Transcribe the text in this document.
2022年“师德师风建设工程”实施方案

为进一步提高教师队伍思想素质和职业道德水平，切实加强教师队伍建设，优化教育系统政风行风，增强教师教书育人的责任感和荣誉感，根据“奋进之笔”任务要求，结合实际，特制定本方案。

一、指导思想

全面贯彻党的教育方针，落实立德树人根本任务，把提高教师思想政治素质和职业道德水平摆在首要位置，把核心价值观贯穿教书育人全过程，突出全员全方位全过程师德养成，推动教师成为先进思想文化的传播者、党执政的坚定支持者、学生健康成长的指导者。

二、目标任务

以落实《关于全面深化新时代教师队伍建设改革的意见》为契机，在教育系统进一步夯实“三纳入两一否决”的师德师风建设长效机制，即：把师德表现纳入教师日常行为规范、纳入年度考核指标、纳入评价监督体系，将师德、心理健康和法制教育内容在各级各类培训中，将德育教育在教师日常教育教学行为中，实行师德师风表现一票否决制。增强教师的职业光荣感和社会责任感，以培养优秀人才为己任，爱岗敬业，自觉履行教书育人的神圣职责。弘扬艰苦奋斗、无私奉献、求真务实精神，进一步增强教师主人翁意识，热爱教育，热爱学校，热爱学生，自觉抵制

++++

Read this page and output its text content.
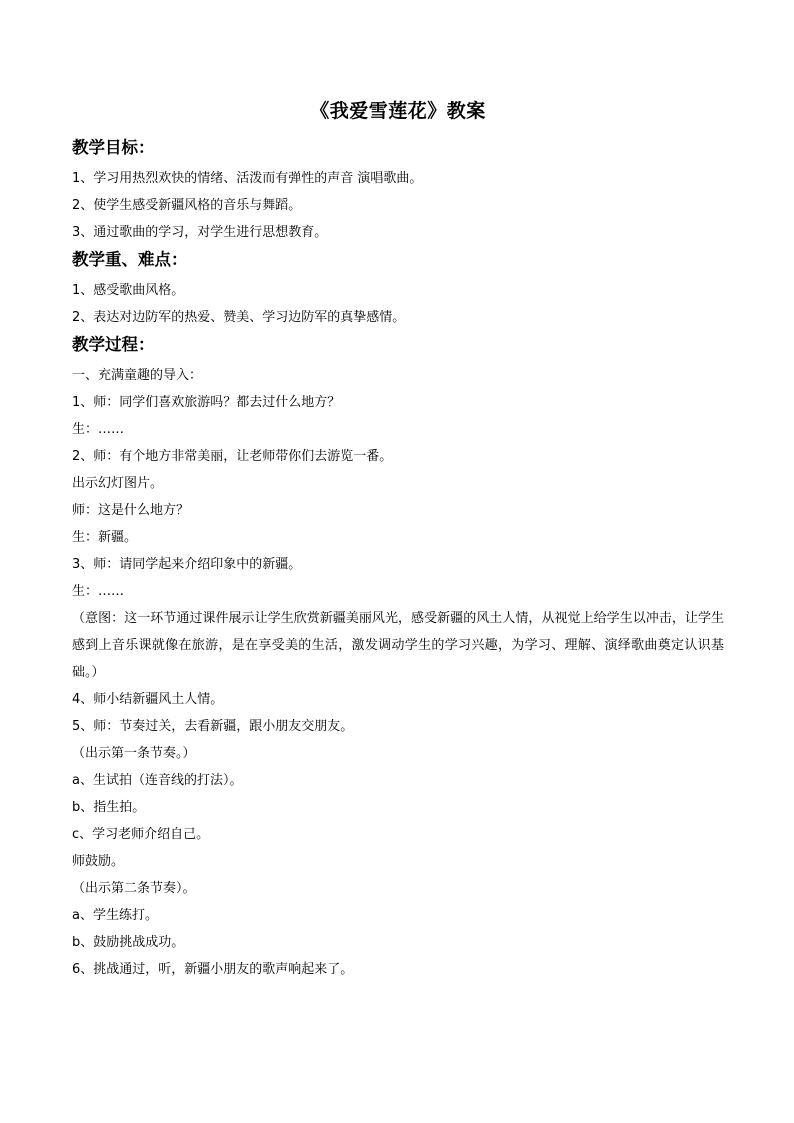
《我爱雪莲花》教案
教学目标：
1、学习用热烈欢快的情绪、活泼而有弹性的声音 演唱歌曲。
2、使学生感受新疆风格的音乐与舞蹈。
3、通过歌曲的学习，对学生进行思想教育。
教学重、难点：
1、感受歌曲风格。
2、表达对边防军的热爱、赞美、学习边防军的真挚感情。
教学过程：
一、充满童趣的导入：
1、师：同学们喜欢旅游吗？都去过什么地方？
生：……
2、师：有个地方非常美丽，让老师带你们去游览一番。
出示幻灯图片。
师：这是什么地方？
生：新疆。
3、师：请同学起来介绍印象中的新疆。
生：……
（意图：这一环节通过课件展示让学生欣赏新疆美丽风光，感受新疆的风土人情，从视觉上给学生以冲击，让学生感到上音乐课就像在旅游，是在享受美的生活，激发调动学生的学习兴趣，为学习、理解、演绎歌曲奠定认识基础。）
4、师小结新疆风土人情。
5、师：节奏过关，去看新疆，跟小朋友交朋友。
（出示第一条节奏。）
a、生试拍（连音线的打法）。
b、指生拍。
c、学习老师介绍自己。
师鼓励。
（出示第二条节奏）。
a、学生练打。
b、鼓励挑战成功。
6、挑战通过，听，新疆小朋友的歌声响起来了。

++++

Task directions –
Which lines contain "this"? Copy each of them out.

Full solution –
Transcribe the text in this document.
Read this page and output its text content.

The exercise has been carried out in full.